** START **
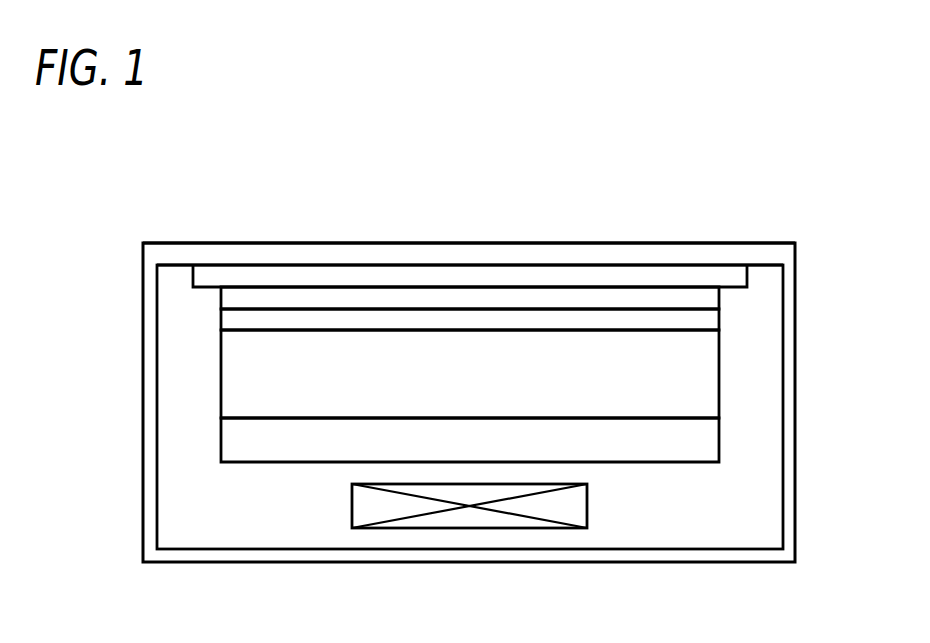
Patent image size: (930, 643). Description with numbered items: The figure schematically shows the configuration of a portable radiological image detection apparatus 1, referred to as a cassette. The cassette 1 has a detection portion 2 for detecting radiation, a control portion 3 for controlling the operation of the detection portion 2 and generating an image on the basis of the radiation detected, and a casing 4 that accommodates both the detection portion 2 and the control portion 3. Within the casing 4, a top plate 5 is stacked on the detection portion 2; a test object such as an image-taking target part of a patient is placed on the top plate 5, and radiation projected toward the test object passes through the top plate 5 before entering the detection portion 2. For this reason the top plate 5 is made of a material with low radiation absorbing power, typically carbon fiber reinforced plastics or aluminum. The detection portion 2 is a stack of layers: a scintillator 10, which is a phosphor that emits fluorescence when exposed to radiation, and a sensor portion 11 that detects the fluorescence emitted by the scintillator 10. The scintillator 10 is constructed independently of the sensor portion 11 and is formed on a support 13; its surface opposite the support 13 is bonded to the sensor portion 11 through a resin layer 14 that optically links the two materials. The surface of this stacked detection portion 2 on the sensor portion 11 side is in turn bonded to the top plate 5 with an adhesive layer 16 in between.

The radiological image detection apparatus 1 is at (799, 179).
The detection portion 2 is at (87, 280).
The control portion 3 is at (472, 515).
The casing 4 is at (796, 387).
The top plate 5 is at (639, 255).
The scintillator 10 is at (228, 370).
The sensor portion 11 is at (228, 296).
The support 13 is at (228, 440).
The resin layer 14 is at (228, 322).
The adhesive layer 16 is at (735, 278).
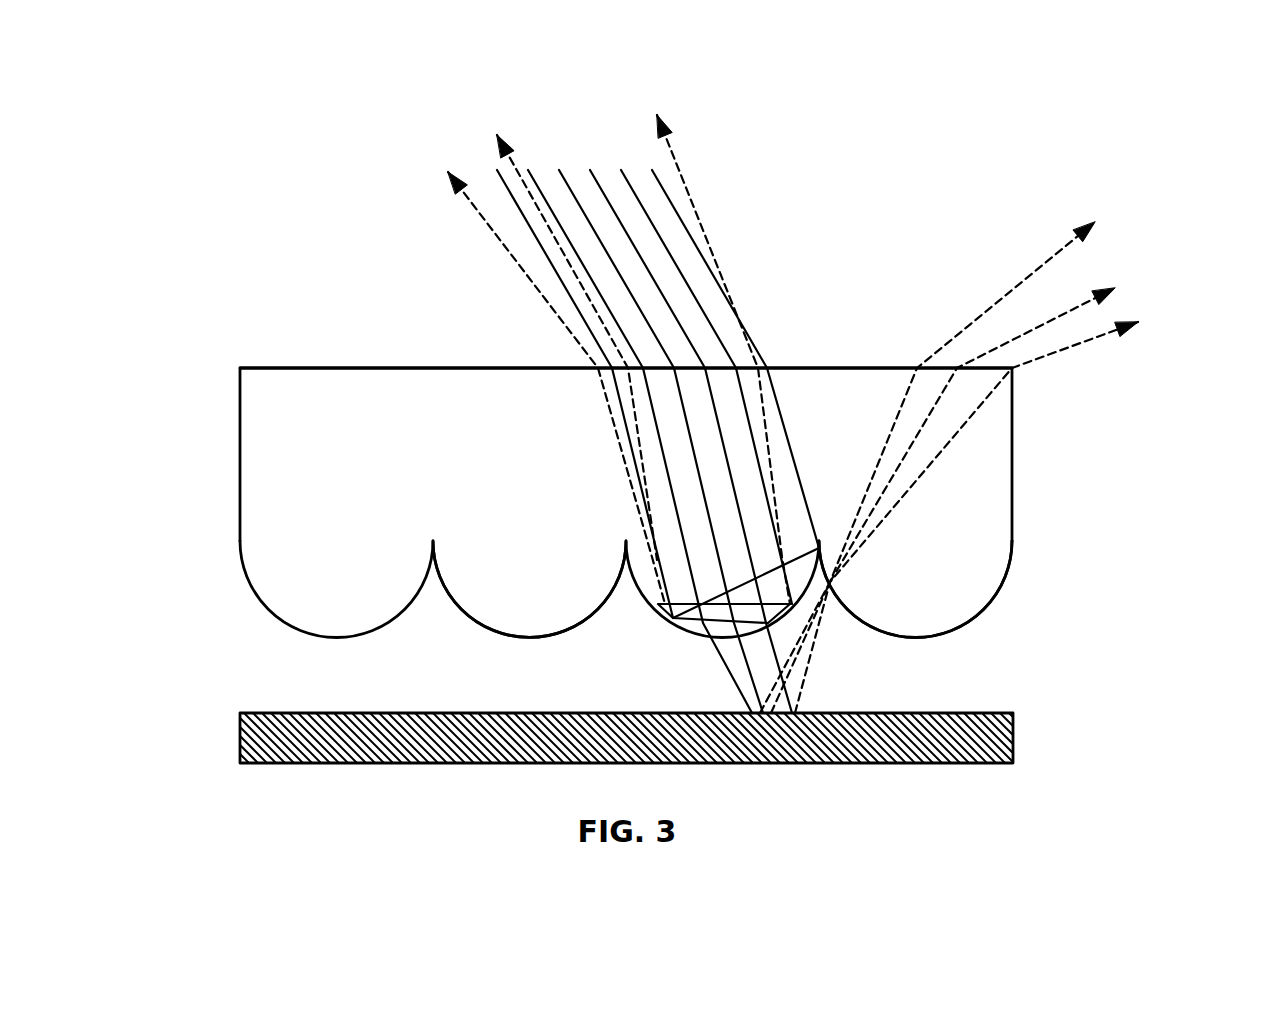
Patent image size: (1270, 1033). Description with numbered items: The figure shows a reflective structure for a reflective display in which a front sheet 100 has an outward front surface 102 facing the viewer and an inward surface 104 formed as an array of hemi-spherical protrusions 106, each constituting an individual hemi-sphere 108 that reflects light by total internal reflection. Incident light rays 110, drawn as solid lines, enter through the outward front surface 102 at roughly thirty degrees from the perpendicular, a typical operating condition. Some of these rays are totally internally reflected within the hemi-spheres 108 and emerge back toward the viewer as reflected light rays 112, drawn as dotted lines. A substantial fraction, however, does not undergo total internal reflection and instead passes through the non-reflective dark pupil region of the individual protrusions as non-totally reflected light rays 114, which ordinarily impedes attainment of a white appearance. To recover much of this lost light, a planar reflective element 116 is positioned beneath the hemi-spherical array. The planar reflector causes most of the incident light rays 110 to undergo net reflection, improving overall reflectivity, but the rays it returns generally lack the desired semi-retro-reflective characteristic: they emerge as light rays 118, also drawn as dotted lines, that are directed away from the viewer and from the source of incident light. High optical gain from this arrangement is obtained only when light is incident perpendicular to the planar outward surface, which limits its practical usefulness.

The front sheet 100 is at (462, 462).
The outward front surface 102 is at (839, 368).
The inward surface 104 is at (263, 603).
The hemi-spherical protrusions 106 is at (1028, 540).
The hemi-spheres 108 is at (367, 567).
The incident light rays 110 is at (570, 190).
The reflected light rays 112 is at (495, 237).
The non-totally reflected light rays 114 is at (682, 627).
The planar reflective element 116 is at (1013, 738).
The light rays reflected away from the viewer 118 is at (1003, 449).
** END **
AIM OF THE EXERCISE: Can you write out the listing above again with each "Patent image size" swapped for "Drawing dimensions", everything else kept as it is and the pictures omitted?

EXERCISE SOLUTION:
Drawing dimensions: (930, 643). Description with numbered items: The figure schematically shows the configuration of a portable radiological image detection apparatus 1, referred to as a cassette. The cassette 1 has a detection portion 2 for detecting radiation, a control portion 3 for controlling the operation of the detection portion 2 and generating an image on the basis of the radiation detected, and a casing 4 that accommodates both the detection portion 2 and the control portion 3. Within the casing 4, a top plate 5 is stacked on the detection portion 2; a test object such as an image-taking target part of a patient is placed on the top plate 5, and radiation projected toward the test object passes through the top plate 5 before entering the detection portion 2. For this reason the top plate 5 is made of a material with low radiation absorbing power, typically carbon fiber reinforced plastics or aluminum. The detection portion 2 is a stack of layers: a scintillator 10, which is a phosphor that emits fluorescence when exposed to radiation, and a sensor portion 11 that detects the fluorescence emitted by the scintillator 10. The scintillator 10 is constructed independently of the sensor portion 11 and is formed on a support 13; its surface opposite the support 13 is bonded to the sensor portion 11 through a resin layer 14 that optically links the two materials. The surface of this stacked detection portion 2 on the sensor portion 11 side is in turn bonded to the top plate 5 with an adhesive layer 16 in between.

The radiological image detection apparatus 1 is at (799, 179).
The detection portion 2 is at (87, 280).
The control portion 3 is at (472, 515).
The casing 4 is at (796, 387).
The top plate 5 is at (639, 255).
The scintillator 10 is at (228, 370).
The sensor portion 11 is at (228, 296).
The support 13 is at (228, 440).
The resin layer 14 is at (228, 322).
The adhesive layer 16 is at (735, 278).
Drawing dimensions: (1270, 1033). Description with numbered items: The figure shows a reflective structure for a reflective display in which a front sheet 100 has an outward front surface 102 facing the viewer and an inward surface 104 formed as an array of hemi-spherical protrusions 106, each constituting an individual hemi-sphere 108 that reflects light by total internal reflection. Incident light rays 110, drawn as solid lines, enter through the outward front surface 102 at roughly thirty degrees from the perpendicular, a typical operating condition. Some of these rays are totally internally reflected within the hemi-spheres 108 and emerge back toward the viewer as reflected light rays 112, drawn as dotted lines. A substantial fraction, however, does not undergo total internal reflection and instead passes through the non-reflective dark pupil region of the individual protrusions as non-totally reflected light rays 114, which ordinarily impedes attainment of a white appearance. To recover much of this lost light, a planar reflective element 116 is positioned beneath the hemi-spherical array. The planar reflector causes most of the incident light rays 110 to undergo net reflection, improving overall reflectivity, but the rays it returns generally lack the desired semi-retro-reflective characteristic: they emerge as light rays 118, also drawn as dotted lines, that are directed away from the viewer and from the source of incident light. High optical gain from this arrangement is obtained only when light is incident perpendicular to the planar outward surface, which limits its practical usefulness.

The front sheet 100 is at (462, 462).
The outward front surface 102 is at (839, 368).
The inward surface 104 is at (263, 603).
The hemi-spherical protrusions 106 is at (1028, 540).
The hemi-spheres 108 is at (367, 567).
The incident light rays 110 is at (570, 190).
The reflected light rays 112 is at (495, 237).
The non-totally reflected light rays 114 is at (682, 627).
The planar reflective element 116 is at (1013, 738).
The light rays reflected away from the viewer 118 is at (1003, 449).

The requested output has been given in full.